Dataset items:
===============
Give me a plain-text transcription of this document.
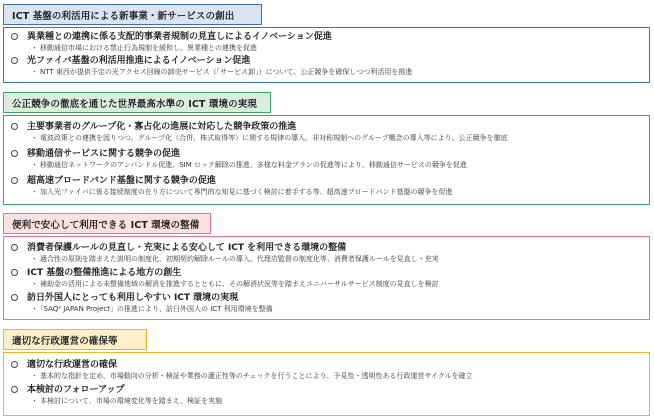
ICT 基盤の利活用による新事業・新サービスの創出
異業種との連携に係る支配的事業者規制の見直しによるイノベーション促進
・ 移動通信市場における禁止行為規制を緩和し、異業種との連携を促進
光ファイバ基盤の利活用推進によるイノベーション促進
・ NTT 東西が提供予定の光アクセス回線の卸売サービス（「サービス卸」）について、公正競争を確保しつつ利活用を推進
公正競争の徹底を通じた世界最高水準の ICT 環境の実現
主要事業者のグループ化・寡占化の進展に対応した競争政策の推進
・ 電波政策との連携を図りつつ、グループ化（合併、株式取得等）に関する規律の導入、非対称規制へのグループ概念の導入等により、公正競争を徹底
移動通信サービスに関する競争の促進
・ 移動通信ネットワークのアンバンドル促進、SIM ロック解除の推進、多様な料金プランの促進等により、移動通信サービスの競争を促進
超高速ブロードバンド基盤に関する競争の促進
・ 加入光ファイバに係る接続制度の在り方について専門的な知見に基づく検討に着手する等、超高速ブロードバンド基盤の競争を促進
便利で安心して利用できる ICT 環境の整備
消費者保護ルールの見直し・充実による安心して ICT を利用できる環境の整備
・ 適合性の原則を踏まえた説明の制度化、初期契約解除ルールの導入、代理店監督の制度化等、消費者保護ルールを見直し・充実
ICT 基盤の整備推進による地方の創生
・ 補助金の活用による未整備地域の解消を推進するとともに、その解消状況等を踏まえユニバーサルサービス制度の見直しを検討
訪日外国人にとっても利用しやすい ICT 環境の実現
・ 「SAQ² JAPAN Project」の推進により、訪日外国人の ICT 利用環境を整備
適切な行政運営の確保等
適切な行政運営の確保
・ 基本的な指針を定め、市場動向の分析・検証や業務の適正性等のチェックを行うことにより、予見性・透明性ある行政運営サイクルを確立
本検討のフォローアップ
・ 本検討について、市場の環境変化等を踏まえ、検証を実施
===============
* **What the task requires**
Return all of the data exactly as written, and drop the pictures.

* **Answer**
Give me a plain-text transcription of this document.
ICT 基盤の利活用による新事業・新サービスの創出
異業種との連携に係る支配的事業者規制の見直しによるイノベーション促進
・ 移動通信市場における禁止行為規制を緩和し、異業種との連携を促進
光ファイバ基盤の利活用推進によるイノベーション促進
・ NTT 東西が提供予定の光アクセス回線の卸売サービス（「サービス卸」）について、公正競争を確保しつつ利活用を推進
公正競争の徹底を通じた世界最高水準の ICT 環境の実現
主要事業者のグループ化・寡占化の進展に対応した競争政策の推進
・ 電波政策との連携を図りつつ、グループ化（合併、株式取得等）に関する規律の導入、非対称規制へのグループ概念の導入等により、公正競争を徹底
移動通信サービスに関する競争の促進
・ 移動通信ネットワークのアンバンドル促進、SIM ロック解除の推進、多様な料金プランの促進等により、移動通信サービスの競争を促進
超高速ブロードバンド基盤に関する競争の促進
・ 加入光ファイバに係る接続制度の在り方について専門的な知見に基づく検討に着手する等、超高速ブロードバンド基盤の競争を促進
便利で安心して利用できる ICT 環境の整備
消費者保護ルールの見直し・充実による安心して ICT を利用できる環境の整備
・ 適合性の原則を踏まえた説明の制度化、初期契約解除ルールの導入、代理店監督の制度化等、消費者保護ルールを見直し・充実
ICT 基盤の整備推進による地方の創生
・ 補助金の活用による未整備地域の解消を推進するとともに、その解消状況等を踏まえユニバーサルサービス制度の見直しを検討
訪日外国人にとっても利用しやすい ICT 環境の実現
・ 「SAQ² JAPAN Project」の推進により、訪日外国人の ICT 利用環境を整備
適切な行政運営の確保等
適切な行政運営の確保
・ 基本的な指針を定め、市場動向の分析・検証や業務の適正性等のチェックを行うことにより、予見性・透明性ある行政運営サイクルを確立
本検討のフォローアップ
・ 本検討について、市場の環境変化等を踏まえ、検証を実施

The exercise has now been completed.